Saved data entries
++++++
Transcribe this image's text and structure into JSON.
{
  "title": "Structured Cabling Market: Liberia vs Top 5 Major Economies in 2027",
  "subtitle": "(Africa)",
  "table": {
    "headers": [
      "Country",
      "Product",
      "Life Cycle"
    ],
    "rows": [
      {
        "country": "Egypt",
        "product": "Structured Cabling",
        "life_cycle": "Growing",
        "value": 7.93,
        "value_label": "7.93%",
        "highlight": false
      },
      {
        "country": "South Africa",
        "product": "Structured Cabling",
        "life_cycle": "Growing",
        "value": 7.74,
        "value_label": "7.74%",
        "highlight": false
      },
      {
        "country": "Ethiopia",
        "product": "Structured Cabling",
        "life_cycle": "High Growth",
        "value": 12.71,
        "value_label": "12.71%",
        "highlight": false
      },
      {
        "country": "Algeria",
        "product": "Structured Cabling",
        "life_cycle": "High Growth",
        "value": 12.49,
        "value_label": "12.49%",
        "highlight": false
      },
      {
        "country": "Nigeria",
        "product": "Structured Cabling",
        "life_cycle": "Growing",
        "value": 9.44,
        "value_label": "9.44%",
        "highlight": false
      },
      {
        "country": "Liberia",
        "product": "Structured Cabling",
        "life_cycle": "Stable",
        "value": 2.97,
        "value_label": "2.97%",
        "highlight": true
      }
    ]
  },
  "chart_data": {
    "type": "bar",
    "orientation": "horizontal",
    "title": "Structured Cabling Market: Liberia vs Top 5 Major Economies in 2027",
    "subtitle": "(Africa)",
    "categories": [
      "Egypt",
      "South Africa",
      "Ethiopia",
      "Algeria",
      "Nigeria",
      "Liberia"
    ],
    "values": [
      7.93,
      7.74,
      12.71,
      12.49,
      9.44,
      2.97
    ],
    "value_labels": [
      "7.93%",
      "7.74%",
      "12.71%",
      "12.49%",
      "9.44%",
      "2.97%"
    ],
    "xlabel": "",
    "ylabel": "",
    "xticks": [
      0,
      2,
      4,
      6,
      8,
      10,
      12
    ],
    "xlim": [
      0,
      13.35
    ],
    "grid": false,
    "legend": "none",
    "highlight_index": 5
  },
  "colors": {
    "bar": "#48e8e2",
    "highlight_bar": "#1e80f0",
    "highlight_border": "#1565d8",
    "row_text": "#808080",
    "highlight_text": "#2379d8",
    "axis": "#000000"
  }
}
++++++
Set exercise: Each line of the material should be duplicated exactly, please.

Correct result:
Transcribe this image's text and structure into JSON.
{
  "title": "Structured Cabling Market: Liberia vs Top 5 Major Economies in 2027",
  "subtitle": "(Africa)",
  "table": {
    "headers": [
      "Country",
      "Product",
      "Life Cycle"
    ],
    "rows": [
      {
        "country": "Egypt",
        "product": "Structured Cabling",
        "life_cycle": "Growing",
        "value": 7.93,
        "value_label": "7.93%",
        "highlight": false
      },
      {
        "country": "South Africa",
        "product": "Structured Cabling",
        "life_cycle": "Growing",
        "value": 7.74,
        "value_label": "7.74%",
        "highlight": false
      },
      {
        "country": "Ethiopia",
        "product": "Structured Cabling",
        "life_cycle": "High Growth",
        "value": 12.71,
        "value_label": "12.71%",
        "highlight": false
      },
      {
        "country": "Algeria",
        "product": "Structured Cabling",
        "life_cycle": "High Growth",
        "value": 12.49,
        "value_label": "12.49%",
        "highlight": false
      },
      {
        "country": "Nigeria",
        "product": "Structured Cabling",
        "life_cycle": "Growing",
        "value": 9.44,
        "value_label": "9.44%",
        "highlight": false
      },
      {
        "country": "Liberia",
        "product": "Structured Cabling",
        "life_cycle": "Stable",
        "value": 2.97,
        "value_label": "2.97%",
        "highlight": true
      }
    ]
  },
  "chart_data": {
    "type": "bar",
    "orientation": "horizontal",
    "title": "Structured Cabling Market: Liberia vs Top 5 Major Economies in 2027",
    "subtitle": "(Africa)",
    "categories": [
      "Egypt",
      "South Africa",
      "Ethiopia",
      "Algeria",
      "Nigeria",
      "Liberia"
    ],
    "values": [
      7.93,
      7.74,
      12.71,
      12.49,
      9.44,
      2.97
    ],
    "value_labels": [
      "7.93%",
      "7.74%",
      "12.71%",
      "12.49%",
      "9.44%",
      "2.97%"
    ],
    "xlabel": "",
    "ylabel": "",
    "xticks": [
      0,
      2,
      4,
      6,
      8,
      10,
      12
    ],
    "xlim": [
      0,
      13.35
    ],
    "grid": false,
    "legend": "none",
    "highlight_index": 5
  },
  "colors": {
    "bar": "#48e8e2",
    "highlight_bar": "#1e80f0",
    "highlight_border": "#1565d8",
    "row_text": "#808080",
    "highlight_text": "#2379d8",
    "axis": "#000000"
  }
}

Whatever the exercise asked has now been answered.